Description of the task
Give the lines of the records as a JSON list of strings, one string per line and no blank lines, starting at the line containing "Annotate this image: element" and ending with the line containing "croatians-point (298, 480, 317, 499)". Leave the pictures out.

The records
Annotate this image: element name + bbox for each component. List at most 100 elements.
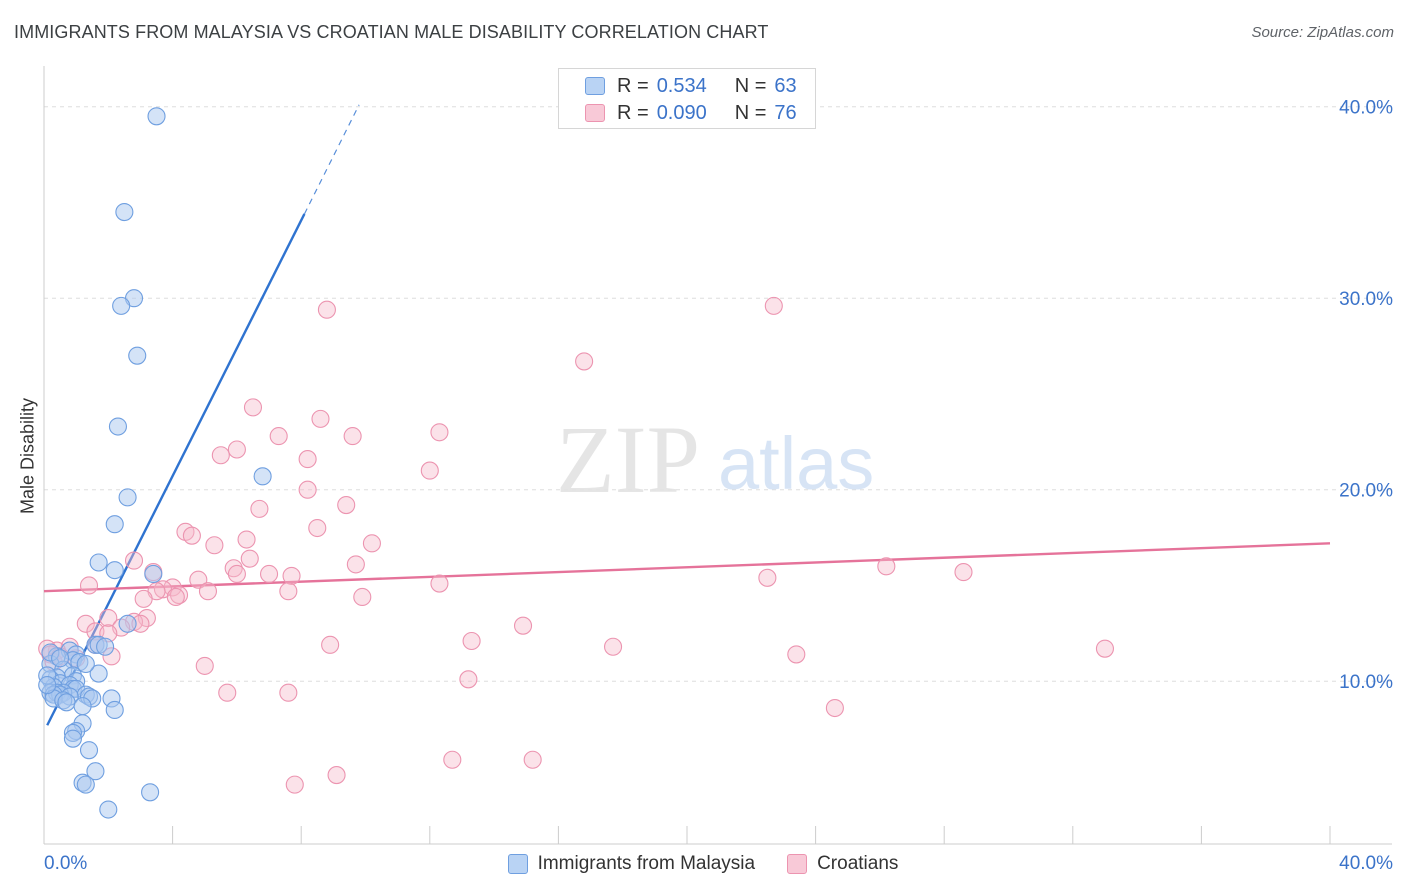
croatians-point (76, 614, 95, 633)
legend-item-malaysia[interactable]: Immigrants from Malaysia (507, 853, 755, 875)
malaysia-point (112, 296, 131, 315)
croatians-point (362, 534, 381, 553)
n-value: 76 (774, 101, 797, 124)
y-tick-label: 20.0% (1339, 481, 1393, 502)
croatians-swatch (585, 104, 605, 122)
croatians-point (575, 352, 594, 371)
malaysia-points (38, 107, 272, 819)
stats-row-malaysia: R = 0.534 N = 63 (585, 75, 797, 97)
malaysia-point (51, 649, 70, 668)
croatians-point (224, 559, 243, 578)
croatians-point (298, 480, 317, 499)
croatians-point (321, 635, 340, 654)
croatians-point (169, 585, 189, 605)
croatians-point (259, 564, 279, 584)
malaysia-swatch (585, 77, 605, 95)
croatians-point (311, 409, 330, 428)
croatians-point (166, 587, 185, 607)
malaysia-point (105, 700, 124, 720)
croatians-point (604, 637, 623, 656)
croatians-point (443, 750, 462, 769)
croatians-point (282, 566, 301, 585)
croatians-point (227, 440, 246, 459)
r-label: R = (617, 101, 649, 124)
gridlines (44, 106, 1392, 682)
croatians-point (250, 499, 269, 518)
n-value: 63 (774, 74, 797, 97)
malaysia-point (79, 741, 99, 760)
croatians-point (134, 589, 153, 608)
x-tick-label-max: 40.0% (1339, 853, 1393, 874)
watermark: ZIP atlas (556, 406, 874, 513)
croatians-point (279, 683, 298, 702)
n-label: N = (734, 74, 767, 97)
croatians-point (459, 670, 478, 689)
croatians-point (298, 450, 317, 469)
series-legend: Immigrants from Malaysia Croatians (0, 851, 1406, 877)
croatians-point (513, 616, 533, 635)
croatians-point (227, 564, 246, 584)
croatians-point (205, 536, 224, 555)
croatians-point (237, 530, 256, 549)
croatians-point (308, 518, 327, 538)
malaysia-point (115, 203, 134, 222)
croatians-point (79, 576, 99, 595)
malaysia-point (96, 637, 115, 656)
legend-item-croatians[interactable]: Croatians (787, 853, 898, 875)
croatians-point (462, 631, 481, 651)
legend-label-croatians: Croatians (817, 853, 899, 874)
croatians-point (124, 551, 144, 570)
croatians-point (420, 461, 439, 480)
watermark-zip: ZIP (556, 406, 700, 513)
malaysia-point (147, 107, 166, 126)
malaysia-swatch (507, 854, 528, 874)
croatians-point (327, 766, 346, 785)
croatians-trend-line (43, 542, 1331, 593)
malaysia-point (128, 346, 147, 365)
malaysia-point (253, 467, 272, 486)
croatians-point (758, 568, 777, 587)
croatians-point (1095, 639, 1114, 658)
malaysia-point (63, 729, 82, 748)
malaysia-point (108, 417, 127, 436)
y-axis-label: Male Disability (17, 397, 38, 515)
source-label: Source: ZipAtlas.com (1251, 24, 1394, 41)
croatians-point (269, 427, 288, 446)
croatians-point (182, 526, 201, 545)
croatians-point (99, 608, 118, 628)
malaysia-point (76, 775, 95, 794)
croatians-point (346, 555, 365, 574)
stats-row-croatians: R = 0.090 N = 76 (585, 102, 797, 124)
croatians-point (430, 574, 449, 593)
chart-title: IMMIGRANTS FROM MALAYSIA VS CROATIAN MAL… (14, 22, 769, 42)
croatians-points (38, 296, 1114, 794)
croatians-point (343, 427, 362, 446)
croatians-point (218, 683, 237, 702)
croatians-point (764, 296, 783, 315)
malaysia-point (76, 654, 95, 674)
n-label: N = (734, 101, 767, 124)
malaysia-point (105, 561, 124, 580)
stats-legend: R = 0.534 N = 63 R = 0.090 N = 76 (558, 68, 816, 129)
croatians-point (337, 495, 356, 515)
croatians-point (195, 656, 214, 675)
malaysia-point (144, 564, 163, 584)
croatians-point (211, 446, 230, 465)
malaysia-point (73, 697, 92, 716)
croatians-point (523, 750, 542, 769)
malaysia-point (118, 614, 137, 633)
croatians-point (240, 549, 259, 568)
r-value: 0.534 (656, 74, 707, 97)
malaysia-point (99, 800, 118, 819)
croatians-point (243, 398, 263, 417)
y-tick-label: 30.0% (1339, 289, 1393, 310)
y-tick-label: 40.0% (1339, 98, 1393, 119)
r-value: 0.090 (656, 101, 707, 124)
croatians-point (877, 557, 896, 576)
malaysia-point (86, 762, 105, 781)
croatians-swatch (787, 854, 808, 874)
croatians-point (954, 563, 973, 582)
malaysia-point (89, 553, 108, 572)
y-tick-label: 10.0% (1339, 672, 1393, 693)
==
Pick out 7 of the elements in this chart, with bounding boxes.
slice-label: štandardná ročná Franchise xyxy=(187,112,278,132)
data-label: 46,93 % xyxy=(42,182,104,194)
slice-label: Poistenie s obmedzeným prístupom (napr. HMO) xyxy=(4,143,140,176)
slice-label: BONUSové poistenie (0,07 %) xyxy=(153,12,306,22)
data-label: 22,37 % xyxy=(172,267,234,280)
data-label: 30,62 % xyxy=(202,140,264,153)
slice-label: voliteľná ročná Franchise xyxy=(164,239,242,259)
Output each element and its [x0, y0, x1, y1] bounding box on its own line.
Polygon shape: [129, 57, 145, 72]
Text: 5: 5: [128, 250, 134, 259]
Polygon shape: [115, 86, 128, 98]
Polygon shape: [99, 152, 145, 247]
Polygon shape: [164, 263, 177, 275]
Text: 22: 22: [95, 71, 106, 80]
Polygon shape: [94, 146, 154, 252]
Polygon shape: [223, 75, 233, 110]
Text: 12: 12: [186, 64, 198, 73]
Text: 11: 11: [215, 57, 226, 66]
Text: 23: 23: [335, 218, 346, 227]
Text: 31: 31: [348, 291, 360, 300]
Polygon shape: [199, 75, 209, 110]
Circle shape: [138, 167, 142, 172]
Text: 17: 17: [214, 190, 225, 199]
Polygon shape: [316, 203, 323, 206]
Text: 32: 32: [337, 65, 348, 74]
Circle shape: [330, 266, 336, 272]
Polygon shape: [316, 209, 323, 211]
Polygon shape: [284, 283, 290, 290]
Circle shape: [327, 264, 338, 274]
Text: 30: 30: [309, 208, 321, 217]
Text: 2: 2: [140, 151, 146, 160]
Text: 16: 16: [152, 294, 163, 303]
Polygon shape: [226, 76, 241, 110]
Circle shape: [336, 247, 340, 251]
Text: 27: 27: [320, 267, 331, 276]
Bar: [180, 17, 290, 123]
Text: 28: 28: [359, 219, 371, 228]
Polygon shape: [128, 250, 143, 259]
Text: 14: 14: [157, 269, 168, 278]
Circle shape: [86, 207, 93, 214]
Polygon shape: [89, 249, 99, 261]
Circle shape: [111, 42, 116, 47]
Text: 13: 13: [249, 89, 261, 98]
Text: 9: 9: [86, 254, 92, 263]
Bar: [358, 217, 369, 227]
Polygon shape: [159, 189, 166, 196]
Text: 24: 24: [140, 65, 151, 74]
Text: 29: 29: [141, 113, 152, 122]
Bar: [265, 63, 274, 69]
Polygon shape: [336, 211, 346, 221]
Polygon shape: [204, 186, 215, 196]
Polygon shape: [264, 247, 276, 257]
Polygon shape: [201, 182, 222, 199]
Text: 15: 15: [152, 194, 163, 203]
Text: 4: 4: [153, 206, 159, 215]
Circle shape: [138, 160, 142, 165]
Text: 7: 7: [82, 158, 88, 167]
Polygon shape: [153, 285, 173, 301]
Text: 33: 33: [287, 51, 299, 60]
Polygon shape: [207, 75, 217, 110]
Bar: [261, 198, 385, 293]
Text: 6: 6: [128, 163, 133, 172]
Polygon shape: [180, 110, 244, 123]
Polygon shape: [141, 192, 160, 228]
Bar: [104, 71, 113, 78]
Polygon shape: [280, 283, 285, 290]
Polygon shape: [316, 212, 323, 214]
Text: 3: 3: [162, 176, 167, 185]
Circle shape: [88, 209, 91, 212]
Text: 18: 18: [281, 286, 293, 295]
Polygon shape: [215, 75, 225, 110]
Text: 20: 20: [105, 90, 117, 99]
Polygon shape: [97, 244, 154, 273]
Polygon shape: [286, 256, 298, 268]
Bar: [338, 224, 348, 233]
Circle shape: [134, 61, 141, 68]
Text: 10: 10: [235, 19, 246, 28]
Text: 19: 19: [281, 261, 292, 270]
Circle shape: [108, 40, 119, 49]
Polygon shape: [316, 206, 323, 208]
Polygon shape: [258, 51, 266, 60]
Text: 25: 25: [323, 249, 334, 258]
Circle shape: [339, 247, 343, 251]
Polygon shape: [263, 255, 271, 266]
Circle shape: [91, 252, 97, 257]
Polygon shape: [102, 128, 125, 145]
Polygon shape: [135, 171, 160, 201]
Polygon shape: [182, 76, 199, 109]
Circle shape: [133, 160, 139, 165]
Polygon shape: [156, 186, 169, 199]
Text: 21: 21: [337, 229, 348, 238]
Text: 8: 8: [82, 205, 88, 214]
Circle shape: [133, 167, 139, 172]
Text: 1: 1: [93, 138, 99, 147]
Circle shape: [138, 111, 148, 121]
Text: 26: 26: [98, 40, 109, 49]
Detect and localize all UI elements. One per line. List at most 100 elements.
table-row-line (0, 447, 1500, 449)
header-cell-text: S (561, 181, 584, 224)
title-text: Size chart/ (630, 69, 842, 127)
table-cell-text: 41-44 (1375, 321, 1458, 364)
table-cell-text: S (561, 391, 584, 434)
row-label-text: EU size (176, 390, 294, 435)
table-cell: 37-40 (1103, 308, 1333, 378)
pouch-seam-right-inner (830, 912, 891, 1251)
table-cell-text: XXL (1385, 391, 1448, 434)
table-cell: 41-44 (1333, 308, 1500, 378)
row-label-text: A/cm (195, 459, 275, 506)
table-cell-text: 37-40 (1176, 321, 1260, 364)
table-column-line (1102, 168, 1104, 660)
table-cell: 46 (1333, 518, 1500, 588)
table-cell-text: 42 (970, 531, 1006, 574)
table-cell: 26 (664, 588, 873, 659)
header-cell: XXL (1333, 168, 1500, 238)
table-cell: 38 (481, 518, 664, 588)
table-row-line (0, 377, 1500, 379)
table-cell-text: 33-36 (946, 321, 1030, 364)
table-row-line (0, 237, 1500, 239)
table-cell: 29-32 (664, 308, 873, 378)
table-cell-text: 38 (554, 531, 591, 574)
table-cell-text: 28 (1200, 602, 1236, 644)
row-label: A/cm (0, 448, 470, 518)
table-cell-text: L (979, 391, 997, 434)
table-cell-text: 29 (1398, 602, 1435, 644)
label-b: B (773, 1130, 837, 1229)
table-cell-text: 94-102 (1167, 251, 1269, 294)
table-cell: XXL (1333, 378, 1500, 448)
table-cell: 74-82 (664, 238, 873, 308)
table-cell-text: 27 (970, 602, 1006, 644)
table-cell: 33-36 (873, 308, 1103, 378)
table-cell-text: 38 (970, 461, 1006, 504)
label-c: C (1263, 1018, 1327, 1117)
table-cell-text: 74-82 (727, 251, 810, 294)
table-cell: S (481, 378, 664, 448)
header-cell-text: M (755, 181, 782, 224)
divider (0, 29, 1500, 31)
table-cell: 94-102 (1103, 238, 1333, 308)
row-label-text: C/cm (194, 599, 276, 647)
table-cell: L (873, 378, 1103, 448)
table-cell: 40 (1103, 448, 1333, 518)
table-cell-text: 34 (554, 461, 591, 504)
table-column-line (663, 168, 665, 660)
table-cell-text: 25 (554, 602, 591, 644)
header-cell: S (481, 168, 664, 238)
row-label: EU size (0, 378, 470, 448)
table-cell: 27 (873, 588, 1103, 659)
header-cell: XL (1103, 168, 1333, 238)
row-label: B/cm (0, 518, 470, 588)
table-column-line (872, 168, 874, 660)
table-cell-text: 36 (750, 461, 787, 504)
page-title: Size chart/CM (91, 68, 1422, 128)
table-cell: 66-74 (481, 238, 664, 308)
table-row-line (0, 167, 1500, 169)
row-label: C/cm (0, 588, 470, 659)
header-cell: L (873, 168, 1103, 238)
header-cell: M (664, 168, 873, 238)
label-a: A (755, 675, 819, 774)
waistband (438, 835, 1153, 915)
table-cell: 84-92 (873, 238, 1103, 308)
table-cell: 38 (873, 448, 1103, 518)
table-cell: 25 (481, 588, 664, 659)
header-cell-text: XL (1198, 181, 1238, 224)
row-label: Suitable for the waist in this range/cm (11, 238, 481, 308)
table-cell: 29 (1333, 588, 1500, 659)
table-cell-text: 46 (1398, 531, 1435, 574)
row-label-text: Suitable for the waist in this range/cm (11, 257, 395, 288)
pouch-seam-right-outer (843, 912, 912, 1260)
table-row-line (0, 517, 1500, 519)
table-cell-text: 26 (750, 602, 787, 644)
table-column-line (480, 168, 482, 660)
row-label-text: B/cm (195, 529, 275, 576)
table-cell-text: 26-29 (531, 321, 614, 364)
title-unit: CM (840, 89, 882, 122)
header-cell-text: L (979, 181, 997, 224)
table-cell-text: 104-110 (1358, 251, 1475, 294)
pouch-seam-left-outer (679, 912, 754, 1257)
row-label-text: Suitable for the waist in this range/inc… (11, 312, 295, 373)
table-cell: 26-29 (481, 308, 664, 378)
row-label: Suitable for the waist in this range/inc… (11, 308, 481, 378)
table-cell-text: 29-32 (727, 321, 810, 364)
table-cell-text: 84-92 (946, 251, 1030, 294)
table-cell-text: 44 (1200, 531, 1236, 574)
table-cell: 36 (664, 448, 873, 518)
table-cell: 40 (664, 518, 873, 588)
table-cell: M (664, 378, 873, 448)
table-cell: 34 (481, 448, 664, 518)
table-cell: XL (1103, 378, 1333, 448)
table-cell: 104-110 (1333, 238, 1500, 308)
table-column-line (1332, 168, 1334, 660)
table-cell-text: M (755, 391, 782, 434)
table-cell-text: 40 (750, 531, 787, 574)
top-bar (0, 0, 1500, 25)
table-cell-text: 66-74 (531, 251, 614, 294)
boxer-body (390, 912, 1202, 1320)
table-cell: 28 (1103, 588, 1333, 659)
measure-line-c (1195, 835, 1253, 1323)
...
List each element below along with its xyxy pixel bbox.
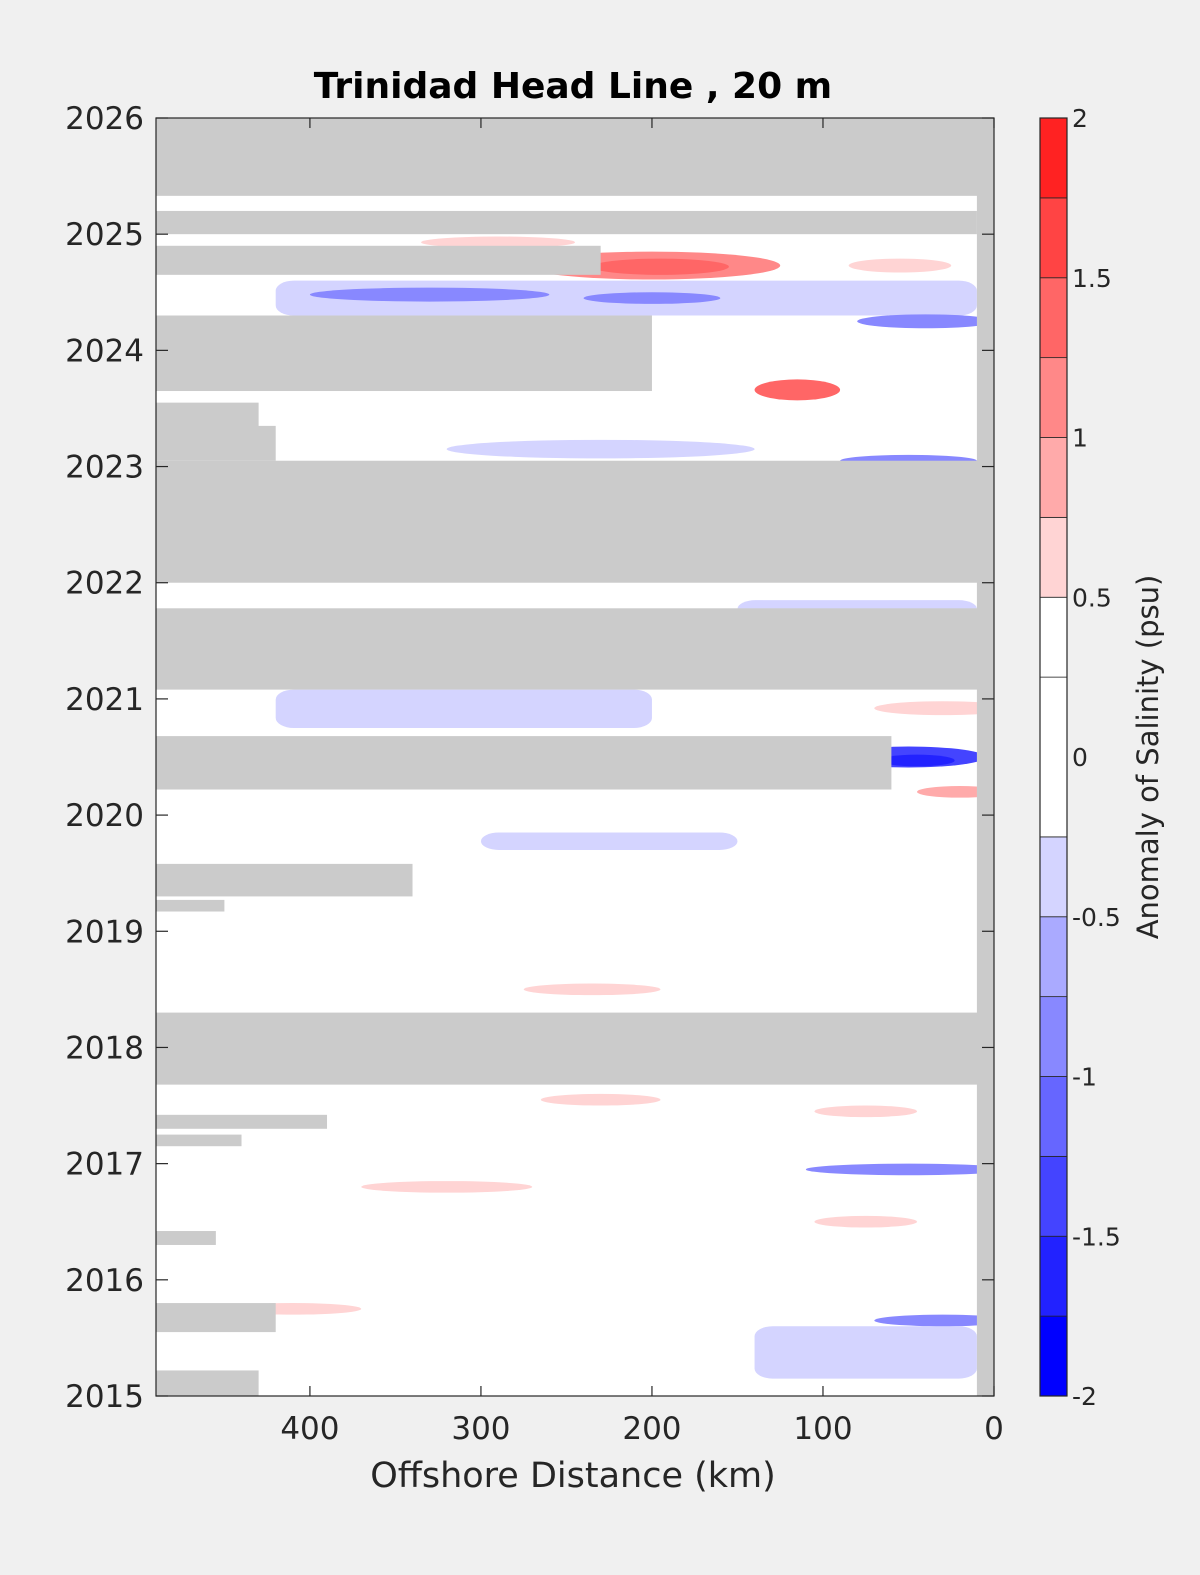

Result for this task
[
  "Annotate this image: element name + bbox for each component. List at most 100 elements.",
  "croatians-point (76, 614, 95, 633)",
  "legend-item-malaysia[interactable]: Immigrants from Malaysia (507, 853, 755, 875)",
  "malaysia-point (112, 296, 131, 315)",
  "croatians-point (362, 534, 381, 553)",
  "n-value: 76 (774, 101, 797, 124)",
  "y-tick-label: 20.0% (1339, 481, 1393, 502)",
  "croatians-swatch (585, 104, 605, 122)",
  "croatians-point (575, 352, 594, 371)",
  "malaysia-points (38, 107, 272, 819)",
  "stats-row-malaysia: R = 0.534 N = 63 (585, 75, 797, 97)",
  "malaysia-point (51, 649, 70, 668)",
  "croatians-point (224, 559, 243, 578)",
  "croatians-point (298, 480, 317, 499)"
]